-- DATA SHOWN --
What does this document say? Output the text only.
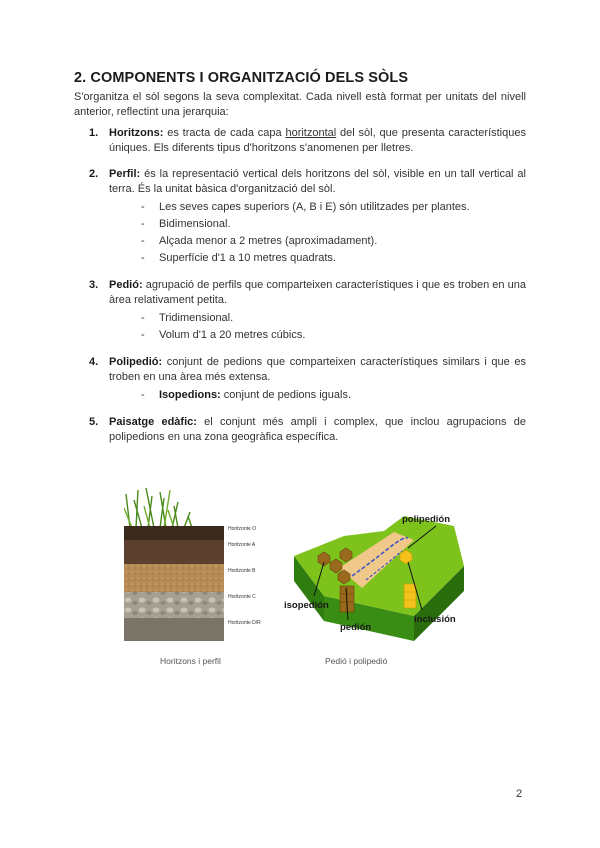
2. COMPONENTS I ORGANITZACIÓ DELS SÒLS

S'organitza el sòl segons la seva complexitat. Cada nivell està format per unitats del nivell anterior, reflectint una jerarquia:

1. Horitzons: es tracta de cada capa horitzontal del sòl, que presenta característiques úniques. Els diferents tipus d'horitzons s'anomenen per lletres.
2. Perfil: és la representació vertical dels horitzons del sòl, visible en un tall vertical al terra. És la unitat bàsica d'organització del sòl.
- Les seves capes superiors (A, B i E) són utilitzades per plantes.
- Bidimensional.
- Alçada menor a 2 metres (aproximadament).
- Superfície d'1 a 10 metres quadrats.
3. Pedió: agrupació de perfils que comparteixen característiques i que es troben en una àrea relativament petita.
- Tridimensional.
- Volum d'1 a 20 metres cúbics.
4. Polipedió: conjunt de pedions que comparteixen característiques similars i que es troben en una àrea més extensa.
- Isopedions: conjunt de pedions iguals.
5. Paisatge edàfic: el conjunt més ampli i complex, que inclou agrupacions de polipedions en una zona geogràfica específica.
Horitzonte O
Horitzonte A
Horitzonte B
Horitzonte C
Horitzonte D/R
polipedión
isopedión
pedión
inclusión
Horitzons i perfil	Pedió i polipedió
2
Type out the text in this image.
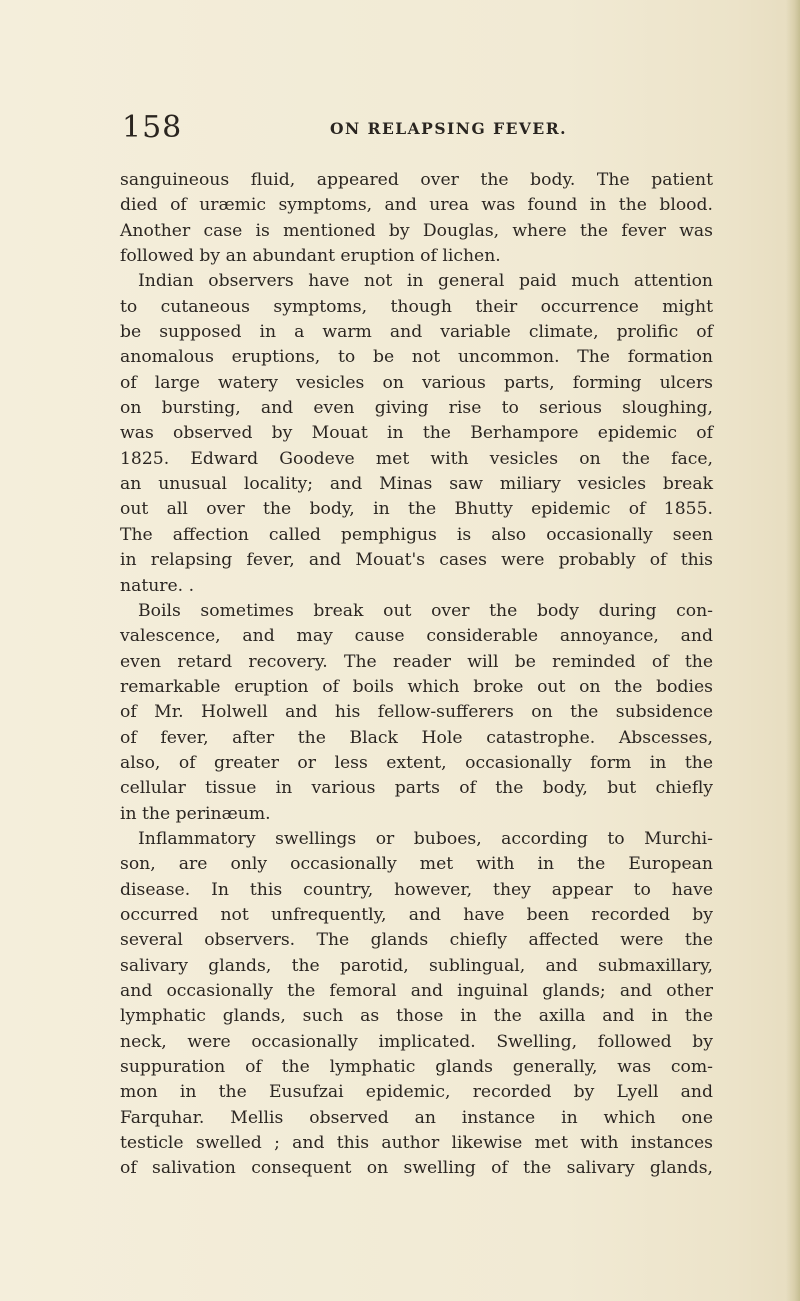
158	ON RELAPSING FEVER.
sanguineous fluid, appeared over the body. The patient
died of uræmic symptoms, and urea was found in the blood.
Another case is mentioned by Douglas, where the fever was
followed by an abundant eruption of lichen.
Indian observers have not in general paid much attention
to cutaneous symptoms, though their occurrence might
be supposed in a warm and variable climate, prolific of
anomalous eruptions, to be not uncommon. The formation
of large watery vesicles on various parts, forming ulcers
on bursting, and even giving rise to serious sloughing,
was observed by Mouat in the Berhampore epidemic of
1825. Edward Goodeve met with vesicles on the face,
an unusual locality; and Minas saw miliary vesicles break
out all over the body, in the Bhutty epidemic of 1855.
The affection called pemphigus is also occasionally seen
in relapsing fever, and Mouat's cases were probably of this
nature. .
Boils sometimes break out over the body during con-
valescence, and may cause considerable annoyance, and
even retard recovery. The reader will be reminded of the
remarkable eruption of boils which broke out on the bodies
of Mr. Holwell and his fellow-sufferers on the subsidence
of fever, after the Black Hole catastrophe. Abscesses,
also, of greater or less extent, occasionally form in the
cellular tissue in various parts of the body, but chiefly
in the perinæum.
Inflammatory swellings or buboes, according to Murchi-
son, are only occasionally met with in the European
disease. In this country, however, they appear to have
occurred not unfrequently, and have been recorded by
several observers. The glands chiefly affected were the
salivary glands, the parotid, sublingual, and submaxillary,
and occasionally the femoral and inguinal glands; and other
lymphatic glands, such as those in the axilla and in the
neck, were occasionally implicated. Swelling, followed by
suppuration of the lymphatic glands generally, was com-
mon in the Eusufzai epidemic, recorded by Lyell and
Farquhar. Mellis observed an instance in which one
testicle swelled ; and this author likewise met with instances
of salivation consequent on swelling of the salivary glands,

* * *

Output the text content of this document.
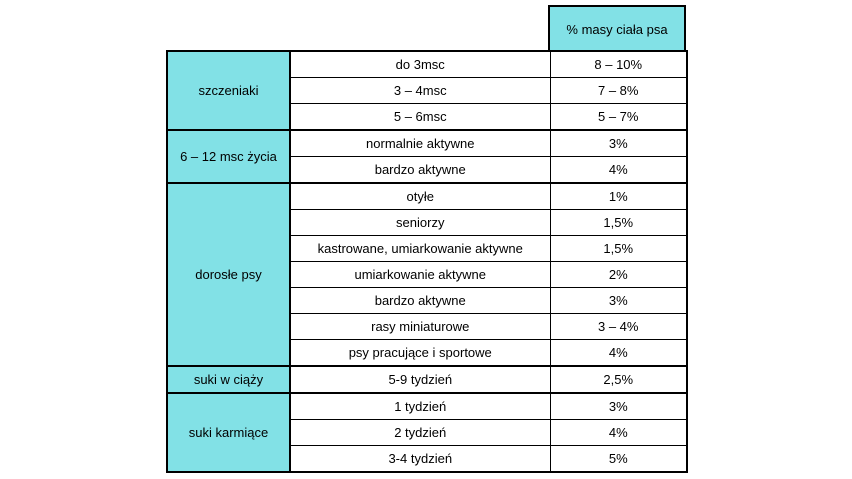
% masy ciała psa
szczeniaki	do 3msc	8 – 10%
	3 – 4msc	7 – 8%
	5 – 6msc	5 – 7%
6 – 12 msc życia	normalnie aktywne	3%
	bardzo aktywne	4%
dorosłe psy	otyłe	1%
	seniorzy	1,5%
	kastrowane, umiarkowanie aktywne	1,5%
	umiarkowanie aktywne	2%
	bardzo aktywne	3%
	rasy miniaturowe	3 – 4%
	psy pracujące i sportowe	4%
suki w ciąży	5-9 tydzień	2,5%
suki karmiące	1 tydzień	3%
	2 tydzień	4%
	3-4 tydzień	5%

-- WORK REQUIRED --
Make a list of all lines in the data that contain "which".

-- WRITTEN ANSWER --
remarkable eruption of boils which broke out on the bodies
Farquhar. Mellis observed an instance in which one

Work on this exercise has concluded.